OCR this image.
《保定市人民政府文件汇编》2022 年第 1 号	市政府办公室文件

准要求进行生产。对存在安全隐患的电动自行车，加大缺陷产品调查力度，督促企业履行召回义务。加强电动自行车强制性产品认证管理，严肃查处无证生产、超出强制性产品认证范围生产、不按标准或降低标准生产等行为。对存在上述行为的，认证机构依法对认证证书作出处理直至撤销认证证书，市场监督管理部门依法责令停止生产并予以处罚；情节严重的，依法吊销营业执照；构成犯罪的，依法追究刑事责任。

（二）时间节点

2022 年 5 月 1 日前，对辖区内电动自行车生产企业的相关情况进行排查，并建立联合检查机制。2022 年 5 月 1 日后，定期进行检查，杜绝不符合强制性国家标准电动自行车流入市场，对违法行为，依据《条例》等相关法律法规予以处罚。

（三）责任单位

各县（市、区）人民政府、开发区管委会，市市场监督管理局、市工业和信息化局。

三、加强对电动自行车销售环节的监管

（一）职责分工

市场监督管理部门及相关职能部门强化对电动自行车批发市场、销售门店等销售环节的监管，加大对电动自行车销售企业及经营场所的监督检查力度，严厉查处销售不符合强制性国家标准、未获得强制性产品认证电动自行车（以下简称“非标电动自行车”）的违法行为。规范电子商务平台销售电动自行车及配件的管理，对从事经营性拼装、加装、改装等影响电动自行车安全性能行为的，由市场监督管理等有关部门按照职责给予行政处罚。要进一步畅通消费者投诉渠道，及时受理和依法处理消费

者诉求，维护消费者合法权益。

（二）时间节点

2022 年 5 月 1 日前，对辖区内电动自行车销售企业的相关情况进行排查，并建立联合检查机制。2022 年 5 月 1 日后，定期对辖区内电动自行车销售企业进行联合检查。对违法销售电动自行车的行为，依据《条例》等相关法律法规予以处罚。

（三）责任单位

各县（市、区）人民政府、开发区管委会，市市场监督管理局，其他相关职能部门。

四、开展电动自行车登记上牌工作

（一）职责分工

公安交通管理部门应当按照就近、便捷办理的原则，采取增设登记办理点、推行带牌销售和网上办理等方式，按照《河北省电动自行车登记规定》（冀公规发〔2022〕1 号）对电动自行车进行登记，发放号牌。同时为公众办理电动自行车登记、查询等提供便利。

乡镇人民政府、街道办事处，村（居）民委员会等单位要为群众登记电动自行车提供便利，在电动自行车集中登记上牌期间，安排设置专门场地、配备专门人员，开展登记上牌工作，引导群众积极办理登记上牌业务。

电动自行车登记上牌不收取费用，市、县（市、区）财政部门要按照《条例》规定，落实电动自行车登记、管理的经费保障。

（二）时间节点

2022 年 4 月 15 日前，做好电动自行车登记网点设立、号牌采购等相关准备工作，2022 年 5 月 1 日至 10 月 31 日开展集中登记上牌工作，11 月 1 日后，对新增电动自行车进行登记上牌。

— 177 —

...

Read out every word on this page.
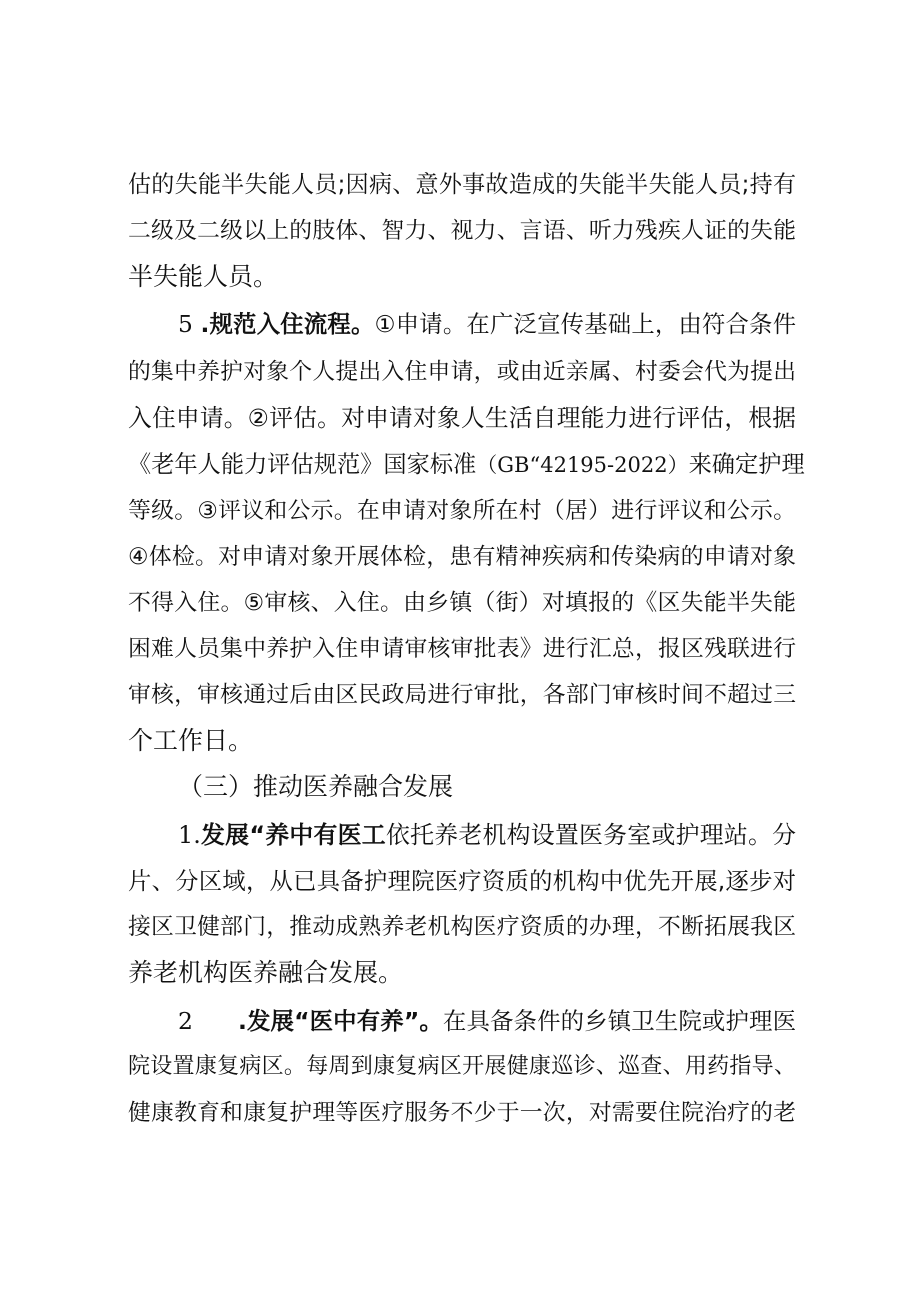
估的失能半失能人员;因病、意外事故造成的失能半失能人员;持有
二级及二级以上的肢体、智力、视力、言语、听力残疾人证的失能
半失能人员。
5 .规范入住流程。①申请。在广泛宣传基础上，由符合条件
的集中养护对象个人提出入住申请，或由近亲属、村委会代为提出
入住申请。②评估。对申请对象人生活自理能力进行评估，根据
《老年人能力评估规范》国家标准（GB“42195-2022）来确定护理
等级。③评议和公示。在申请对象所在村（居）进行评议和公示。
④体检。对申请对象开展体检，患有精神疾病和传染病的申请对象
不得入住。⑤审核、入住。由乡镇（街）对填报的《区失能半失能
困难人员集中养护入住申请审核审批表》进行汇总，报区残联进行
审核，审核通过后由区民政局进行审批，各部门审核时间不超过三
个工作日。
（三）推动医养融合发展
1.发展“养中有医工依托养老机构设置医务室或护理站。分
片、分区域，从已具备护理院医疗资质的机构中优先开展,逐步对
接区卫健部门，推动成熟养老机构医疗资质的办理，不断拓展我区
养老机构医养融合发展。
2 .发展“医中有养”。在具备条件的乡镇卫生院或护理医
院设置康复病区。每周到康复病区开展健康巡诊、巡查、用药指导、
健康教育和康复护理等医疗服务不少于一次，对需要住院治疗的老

REQUIREMENTS:
Copy out each line of the entries that holds "this".

REPLY TO THE EXERCISE:
OCR this image.
Read out every word on this page.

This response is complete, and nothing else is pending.